Wähle aus den folgenden Einträgen jede Zeile aus, die das Wort „Four“ enthält, und schreibe diese Zeilen unverändert ab.

- _ERFASSTE DATEN_
------------------------------

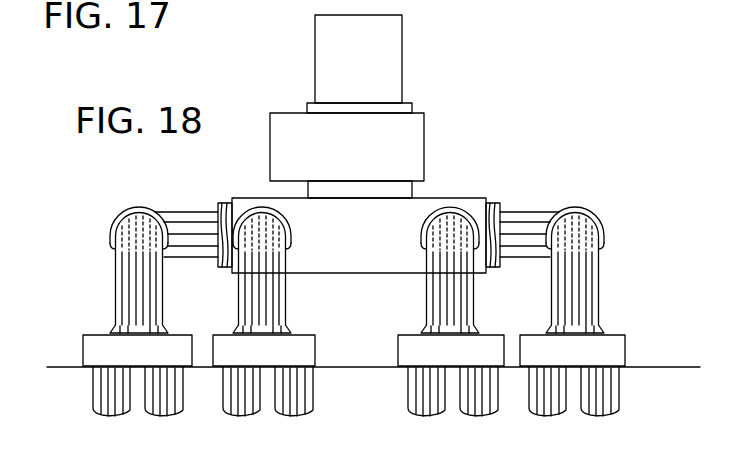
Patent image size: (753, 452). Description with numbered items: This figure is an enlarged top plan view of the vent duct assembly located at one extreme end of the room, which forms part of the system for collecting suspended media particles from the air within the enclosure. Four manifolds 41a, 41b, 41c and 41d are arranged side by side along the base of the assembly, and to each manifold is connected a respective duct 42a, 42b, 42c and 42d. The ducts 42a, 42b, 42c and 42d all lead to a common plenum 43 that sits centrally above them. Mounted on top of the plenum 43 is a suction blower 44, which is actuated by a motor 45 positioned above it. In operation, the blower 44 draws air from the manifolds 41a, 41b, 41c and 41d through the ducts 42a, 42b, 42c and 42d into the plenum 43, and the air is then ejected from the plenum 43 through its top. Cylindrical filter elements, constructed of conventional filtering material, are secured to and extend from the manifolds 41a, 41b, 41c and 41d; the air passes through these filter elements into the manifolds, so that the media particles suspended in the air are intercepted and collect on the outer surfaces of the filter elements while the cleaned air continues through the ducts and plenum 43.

The manifold 41a is at (83, 352).
The manifold 41b is at (316, 346).
The manifold 41c is at (398, 345).
The manifold 41d is at (627, 345).
The duct 42a is at (214, 274).
The duct 42b is at (285, 313).
The duct 42c is at (423, 306).
The duct 42d is at (528, 292).
The plenum 43 is at (420, 208).
The suction blower 44 is at (417, 150).
The motor 45 is at (392, 63).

------------------------------

- _ANTWORT ZUR AUFGABE_
Patent image size: (753, 452). Description with numbered items: This figure is an enlarged top plan view of the vent duct assembly located at one extreme end of the room, which forms part of the system for collecting suspended media particles from the air within the enclosure. Four manifolds 41a, 41b, 41c and 41d are arranged side by side along the base of the assembly, and to each manifold is connected a respective duct 42a, 42b, 42c and 42d. The ducts 42a, 42b, 42c and 42d all lead to a common plenum 43 that sits centrally above them. Mounted on top of the plenum 43 is a suction blower 44, which is actuated by a motor 45 positioned above it. In operation, the blower 44 draws air from the manifolds 41a, 41b, 41c and 41d through the ducts 42a, 42b, 42c and 42d into the plenum 43, and the air is then ejected from the plenum 43 through its top. Cylindrical filter elements, constructed of conventional filtering material, are secured to and extend from the manifolds 41a, 41b, 41c and 41d; the air passes through these filter elements into the manifolds, so that the media particles suspended in the air are intercepted and collect on the outer surfaces of the filter elements while the cleaned air continues through the ducts and plenum 43.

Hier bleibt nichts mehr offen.